>>

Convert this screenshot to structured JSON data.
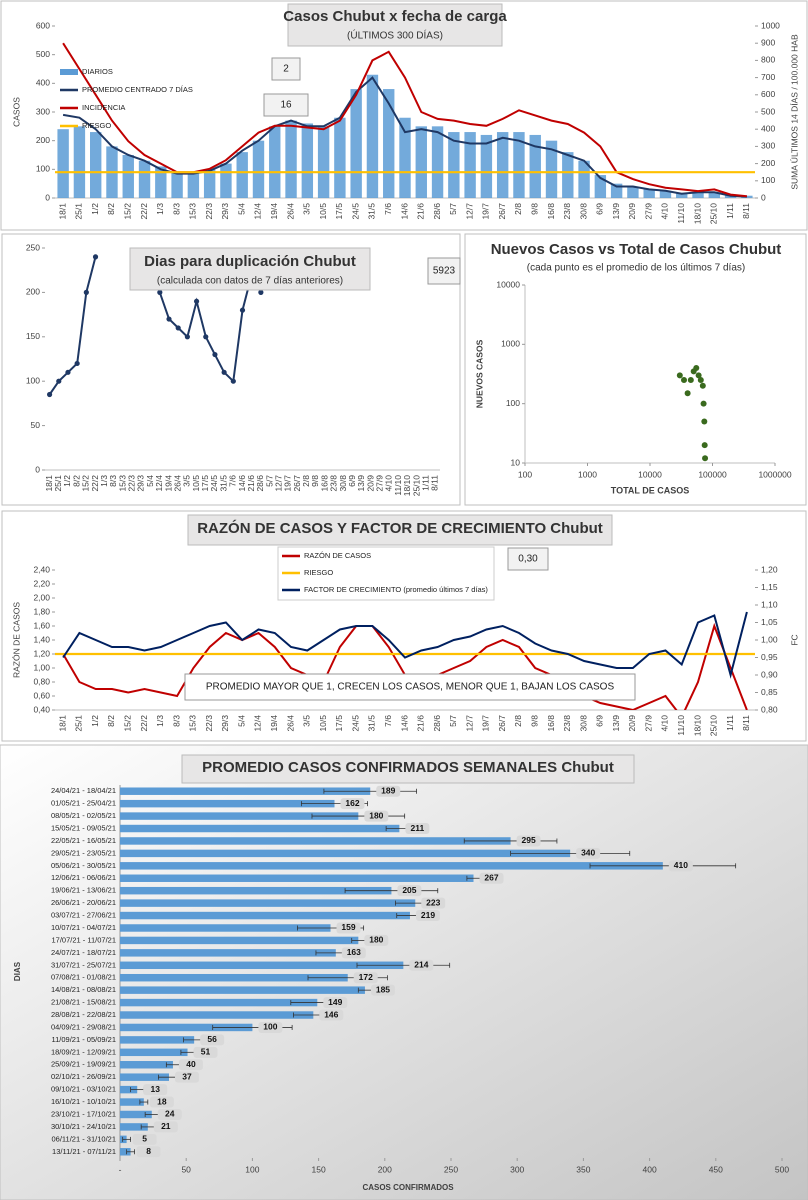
{
  "chart_data": [
    {
      "type": "combo",
      "title": "Casos Chubut x fecha de carga",
      "subtitle": "(ÚLTIMOS 300 DÍAS)",
      "ylabel": "CASOS",
      "y2label": "SUMA ÚLTIMOS 14 DÍAS / 100.000 HAB",
      "legend": "top-left",
      "annotations": [
        "2",
        "16"
      ],
      "categories": [
        "18/1",
        "25/1",
        "1/2",
        "8/2",
        "15/2",
        "22/2",
        "1/3",
        "8/3",
        "15/3",
        "22/3",
        "29/3",
        "5/4",
        "12/4",
        "19/4",
        "26/4",
        "3/5",
        "10/5",
        "17/5",
        "24/5",
        "31/5",
        "7/6",
        "14/6",
        "21/6",
        "28/6",
        "5/7",
        "12/7",
        "19/7",
        "26/7",
        "2/8",
        "9/8",
        "16/8",
        "23/8",
        "30/8",
        "6/9",
        "13/9",
        "20/9",
        "27/9",
        "4/10",
        "11/10",
        "18/10",
        "25/10",
        "1/11",
        "8/11"
      ],
      "ylim": [
        0,
        600
      ],
      "yticks": [
        0,
        100,
        200,
        300,
        400,
        500,
        600
      ],
      "y2lim": [
        0,
        1000
      ],
      "y2ticks": [
        0,
        100,
        200,
        300,
        400,
        500,
        600,
        700,
        800,
        900,
        1000
      ],
      "series": [
        {
          "name": "DIARIOS",
          "kind": "bar",
          "color": "#5b9bd5",
          "values": [
            240,
            250,
            230,
            180,
            150,
            130,
            110,
            90,
            90,
            100,
            120,
            160,
            200,
            250,
            270,
            260,
            250,
            280,
            380,
            430,
            380,
            280,
            250,
            250,
            230,
            230,
            220,
            230,
            230,
            220,
            200,
            160,
            130,
            80,
            50,
            40,
            30,
            25,
            18,
            20,
            20,
            10,
            8
          ]
        },
        {
          "name": "PROMEDIO CENTRADO 7 DÍAS",
          "kind": "line",
          "color": "#1f3864",
          "values": [
            290,
            280,
            240,
            180,
            150,
            130,
            100,
            85,
            85,
            95,
            120,
            165,
            200,
            250,
            270,
            250,
            250,
            280,
            370,
            420,
            330,
            230,
            240,
            230,
            200,
            190,
            190,
            210,
            200,
            180,
            170,
            150,
            130,
            70,
            40,
            40,
            30,
            25,
            15,
            20,
            20,
            8,
            5
          ]
        },
        {
          "name": "INCIDENCIA",
          "kind": "line",
          "axis": "y2",
          "color": "#c00000",
          "values": [
            900,
            750,
            600,
            450,
            330,
            250,
            200,
            150,
            150,
            170,
            220,
            300,
            380,
            420,
            420,
            410,
            400,
            450,
            600,
            800,
            850,
            700,
            500,
            460,
            450,
            430,
            420,
            460,
            510,
            480,
            450,
            430,
            380,
            300,
            150,
            110,
            80,
            60,
            50,
            40,
            50,
            20,
            10
          ]
        },
        {
          "name": "RIESGO",
          "kind": "hline",
          "color": "#ffc000",
          "value": 90
        }
      ]
    },
    {
      "type": "line",
      "title": "Dias para duplicación Chubut",
      "subtitle": "(calculada con datos de 7 días anteriores)",
      "annotations": [
        "5923"
      ],
      "markers": true,
      "categories": [
        "18/1",
        "25/1",
        "1/2",
        "8/2",
        "15/2",
        "22/2",
        "1/3",
        "8/3",
        "15/3",
        "22/3",
        "29/3",
        "5/4",
        "12/4",
        "19/4",
        "26/4",
        "3/5",
        "10/5",
        "17/5",
        "24/5",
        "31/5",
        "7/6",
        "14/6",
        "21/6",
        "28/6",
        "5/7",
        "12/7",
        "19/7",
        "26/7",
        "2/8",
        "9/8",
        "16/8",
        "23/8",
        "30/8",
        "6/9",
        "13/9",
        "20/9",
        "27/9",
        "4/10",
        "11/10",
        "18/10",
        "25/10",
        "1/11",
        "8/11"
      ],
      "ylim": [
        0,
        250
      ],
      "yticks": [
        0,
        50,
        100,
        150,
        200,
        250
      ],
      "series": [
        {
          "kind": "line",
          "color": "#1f3864",
          "values": [
            85,
            100,
            110,
            120,
            200,
            240,
            null,
            null,
            null,
            null,
            null,
            null,
            200,
            170,
            160,
            150,
            190,
            150,
            130,
            110,
            100,
            180,
            220,
            200,
            null,
            null,
            null,
            null,
            null,
            null,
            null,
            null,
            null,
            null,
            null,
            null,
            null,
            null,
            null,
            null,
            null,
            null,
            null
          ]
        }
      ]
    },
    {
      "type": "scatter",
      "title": "Nuevos Casos vs Total de Casos Chubut",
      "subtitle": "(cada punto es el promedio de los últimos 7 días)",
      "xlabel": "TOTAL DE CASOS",
      "ylabel": "NUEVOS CASOS",
      "xscale": "log",
      "yscale": "log",
      "color": "#3a6a1e",
      "xlim": [
        100,
        1000000
      ],
      "xticks": [
        100,
        1000,
        10000,
        100000,
        1000000
      ],
      "ylim": [
        10,
        10000
      ],
      "yticks": [
        10,
        100,
        1000,
        10000
      ],
      "x": [
        30000,
        35000,
        40000,
        45000,
        50000,
        55000,
        60000,
        65000,
        70000,
        72000,
        74000,
        75000,
        76000
      ],
      "y": [
        300,
        250,
        150,
        250,
        350,
        400,
        300,
        250,
        200,
        100,
        50,
        20,
        12
      ]
    },
    {
      "type": "line",
      "title": "RAZÓN DE CASOS Y FACTOR DE CRECIMIENTO Chubut",
      "ylabel": "RAZÓN DE CASOS",
      "y2label": "FC",
      "legend": "top-center",
      "annotations": [
        "0,30",
        "PROMEDIO MAYOR QUE 1, CRECEN LOS CASOS, MENOR QUE 1, BAJAN LOS CASOS"
      ],
      "categories": [
        "18/1",
        "25/1",
        "1/2",
        "8/2",
        "15/2",
        "22/2",
        "1/3",
        "8/3",
        "15/3",
        "22/3",
        "29/3",
        "5/4",
        "12/4",
        "19/4",
        "26/4",
        "3/5",
        "10/5",
        "17/5",
        "24/5",
        "31/5",
        "7/6",
        "14/6",
        "21/6",
        "28/6",
        "5/7",
        "12/7",
        "19/7",
        "26/7",
        "2/8",
        "9/8",
        "16/8",
        "23/8",
        "30/8",
        "6/9",
        "13/9",
        "20/9",
        "27/9",
        "4/10",
        "11/10",
        "18/10",
        "25/10",
        "1/11",
        "8/11"
      ],
      "ylim": [
        0.4,
        2.4
      ],
      "yticks": [
        {
          "value": 0.4,
          "label": "0,40"
        },
        {
          "value": 0.6,
          "label": "0,60"
        },
        {
          "value": 0.8,
          "label": "0,80"
        },
        {
          "value": 1.0,
          "label": "1,00"
        },
        {
          "value": 1.2,
          "label": "1,20"
        },
        {
          "value": 1.4,
          "label": "1,40"
        },
        {
          "value": 1.6,
          "label": "1,60"
        },
        {
          "value": 1.8,
          "label": "1,80"
        },
        {
          "value": 2.0,
          "label": "2,00"
        },
        {
          "value": 2.2,
          "label": "2,20"
        },
        {
          "value": 2.4,
          "label": "2,40"
        }
      ],
      "y2lim": [
        0.8,
        1.2
      ],
      "y2ticks": [
        {
          "value": 0.8,
          "label": "0,80"
        },
        {
          "value": 0.85,
          "label": "0,85"
        },
        {
          "value": 0.9,
          "label": "0,90"
        },
        {
          "value": 0.95,
          "label": "0,95"
        },
        {
          "value": 1.0,
          "label": "1,00"
        },
        {
          "value": 1.05,
          "label": "1,05"
        },
        {
          "value": 1.1,
          "label": "1,10"
        },
        {
          "value": 1.15,
          "label": "1,15"
        },
        {
          "value": 1.2,
          "label": "1,20"
        }
      ],
      "series": [
        {
          "name": "RAZÓN DE CASOS",
          "kind": "line",
          "color": "#c00000",
          "values": [
            1.2,
            0.8,
            0.7,
            0.7,
            0.65,
            0.7,
            0.65,
            0.6,
            1.0,
            1.3,
            1.5,
            1.4,
            1.5,
            1.3,
            1.0,
            0.9,
            0.8,
            1.3,
            1.6,
            1.6,
            1.3,
            0.9,
            0.8,
            0.9,
            1.0,
            1.1,
            1.3,
            1.4,
            1.3,
            1.0,
            0.9,
            0.8,
            0.6,
            0.5,
            0.45,
            0.4,
            0.5,
            0.6,
            0.3,
            0.8,
            1.6,
            1.0,
            0.4
          ]
        },
        {
          "name": "RIESGO",
          "kind": "hline",
          "color": "#ffc000",
          "value": 1.2
        },
        {
          "name": "FACTOR DE CRECIMIENTO (promedio últimos 7 días)",
          "kind": "line",
          "axis": "y2",
          "color": "#002060",
          "values": [
            0.95,
            1.02,
            1.0,
            0.98,
            0.98,
            0.97,
            0.98,
            1.0,
            1.02,
            1.04,
            1.05,
            1.0,
            1.03,
            1.02,
            0.98,
            0.97,
            1.0,
            1.03,
            1.04,
            1.04,
            1.0,
            0.95,
            0.97,
            0.98,
            1.0,
            1.01,
            1.03,
            1.04,
            1.02,
            0.99,
            0.97,
            0.96,
            0.94,
            0.93,
            0.92,
            0.92,
            0.96,
            0.97,
            0.93,
            1.05,
            1.07,
            0.9,
            1.08
          ]
        }
      ]
    },
    {
      "type": "barh",
      "title": "PROMEDIO CASOS CONFIRMADOS SEMANALES Chubut",
      "ylabel": "DIAS",
      "xlabel": "CASOS CONFIRMADOS",
      "color": "#5b9bd5",
      "categories": [
        "24/04/21 - 18/04/21",
        "01/05/21 - 25/04/21",
        "08/05/21 - 02/05/21",
        "15/05/21 - 09/05/21",
        "22/05/21 - 16/05/21",
        "29/05/21 - 23/05/21",
        "05/06/21 - 30/05/21",
        "12/06/21 - 06/06/21",
        "19/06/21 - 13/06/21",
        "26/06/21 - 20/06/21",
        "03/07/21 - 27/06/21",
        "10/07/21 - 04/07/21",
        "17/07/21 - 11/07/21",
        "24/07/21 - 18/07/21",
        "31/07/21 - 25/07/21",
        "07/08/21 - 01/08/21",
        "14/08/21 - 08/08/21",
        "21/08/21 - 15/08/21",
        "28/08/21 - 22/08/21",
        "04/09/21 - 29/08/21",
        "11/09/21 - 05/09/21",
        "18/09/21 - 12/09/21",
        "25/09/21 - 19/09/21",
        "02/10/21 - 26/09/21",
        "09/10/21 - 03/10/21",
        "16/10/21 - 10/10/21",
        "23/10/21 - 17/10/21",
        "30/10/21 - 24/10/21",
        "06/11/21 - 31/10/21",
        "13/11/21 - 07/11/21"
      ],
      "values": [
        189,
        162,
        180,
        211,
        295,
        340,
        410,
        267,
        205,
        223,
        219,
        159,
        180,
        163,
        214,
        172,
        185,
        149,
        146,
        100,
        56,
        51,
        40,
        37,
        13,
        18,
        24,
        21,
        5,
        8
      ],
      "errors": [
        35,
        25,
        35,
        10,
        35,
        45,
        55,
        5,
        35,
        15,
        10,
        25,
        5,
        15,
        35,
        30,
        5,
        20,
        15,
        30,
        8,
        5,
        5,
        8,
        5,
        3,
        5,
        5,
        3,
        3
      ],
      "xlim": [
        0,
        500
      ],
      "xticks": [
        {
          "value": 0,
          "label": "-"
        },
        50,
        100,
        150,
        200,
        250,
        300,
        350,
        400,
        450,
        500
      ]
    }
  ]
}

<<

**YOUR INSTRUCTIONS**
Copy all lines from the data that hold the word "ylabel".

**EXERCISE ANSWER**
      "ylabel": "CASOS",
      "ylabel": "NUEVOS CASOS",
      "ylabel": "RAZÓN DE CASOS",
      "ylabel": "DIAS",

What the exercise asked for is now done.